Task prompt - Below are the records. Gather each line that holds "Chinese".

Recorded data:
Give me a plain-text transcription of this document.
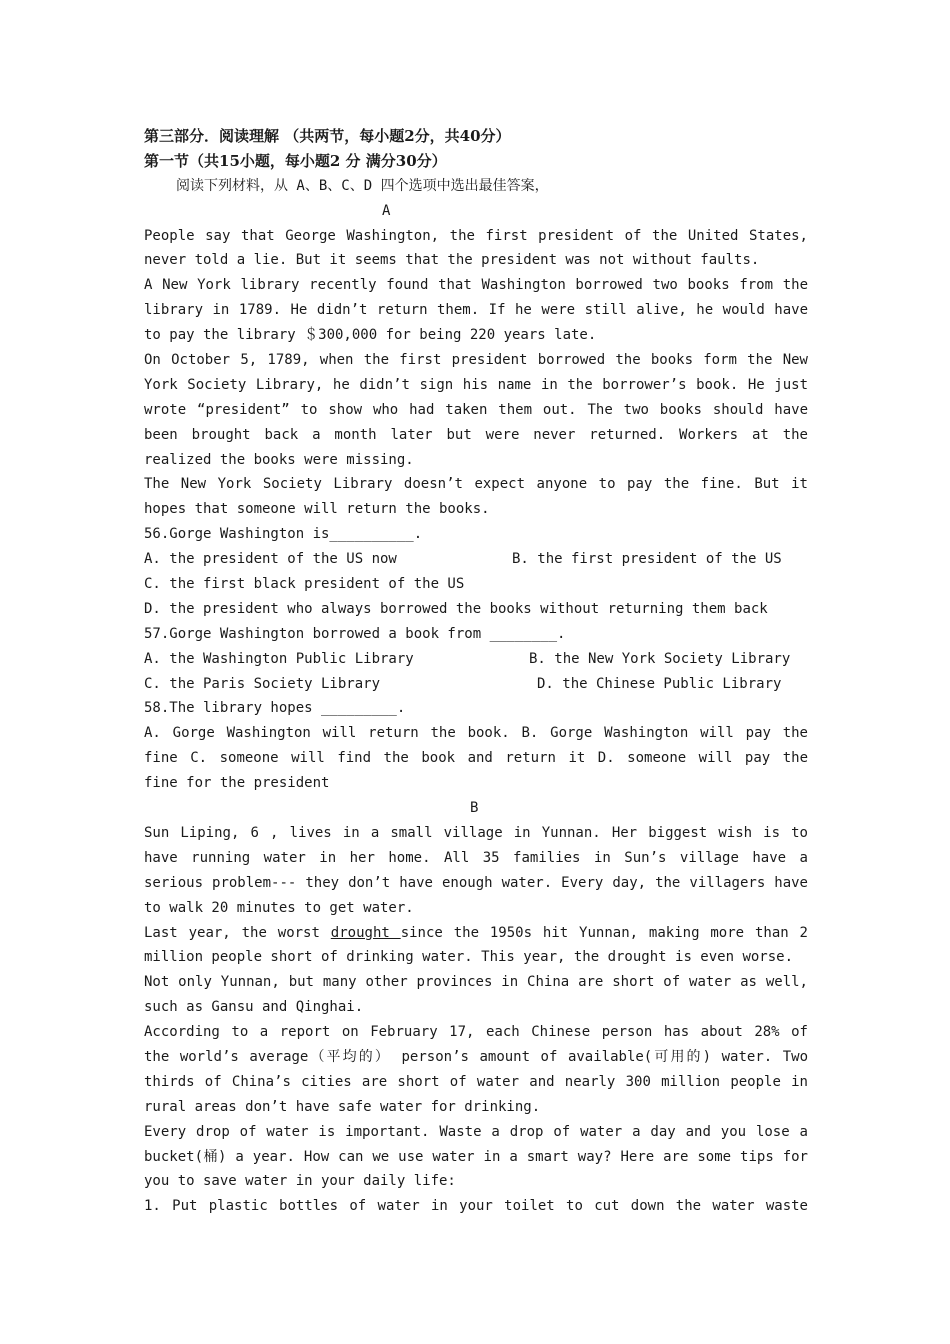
第三部分．阅读理解 （共两节，每小题2分，共40分）
第一节（共15小题，每小题2 分 满分30分）
阅读下列材料，从 A、B、C、D 四个选项中选出最佳答案，
A
People say that George Washington, the first president of the United States,
never told a lie. But it seems that the president was not without faults.
A New York library recently found that Washington borrowed two books from the
library in 1789. He didn’t return them. If he were still alive, he would have
to pay the library ＄300,000 for being 220 years late.
On October 5, 1789, when the first president borrowed the books form the New
York Society Library, he didn’t sign his name in the borrower’s book. He just
wrote “president” to show who had taken them out. The two books should have
been brought back a month later but were never returned. Workers at the
realized the books were missing.
The New York Society Library doesn’t expect anyone to pay the fine. But it
hopes that someone will return the books.
56.Gorge Washington is__________.
A. the president of the US now	B. the first president of the US
C. the first black president of the US
D. the president who always borrowed the books without returning them back
57.Gorge Washington borrowed a book from ________.
A. the Washington Public Library	B. the New York Society Library
C. the Paris Society Library	D. the Chinese Public Library
58.The library hopes _________.
A. Gorge Washington will return the book. B. Gorge Washington will pay the
fine C. someone will find the book and return it D. someone will pay the
fine for the president
B
Sun Liping, 6 , lives in a small village in Yunnan. Her biggest wish is to
have running water in her home. All 35 families in Sun’s village have a
serious problem--- they don’t have enough water. Every day, the villagers have
to walk 20 minutes to get water.
Last year, the worst drought since the 1950s hit Yunnan, making more than 2
million people short of drinking water. This year, the drought is even worse.
Not only Yunnan, but many other provinces in China are short of water as well,
such as Gansu and Qinghai.
According to a report on February 17, each Chinese person has about 28% of
the world’s average（平均的） person’s amount of available(可用的) water. Two
thirds of China’s cities are short of water and nearly 300 million people in
rural areas don’t have safe water for drinking.
Every drop of water is important. Waste a drop of water a day and you lose a
bucket(桶) a year. How can we use water in a smart way? Here are some tips for
you to save water in your daily life:
1. Put plastic bottles of water in your toilet to cut down the water waste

Task result -
C. the Paris Society Library	D. the Chinese Public Library
According to a report on February 17, each Chinese person has about 28% of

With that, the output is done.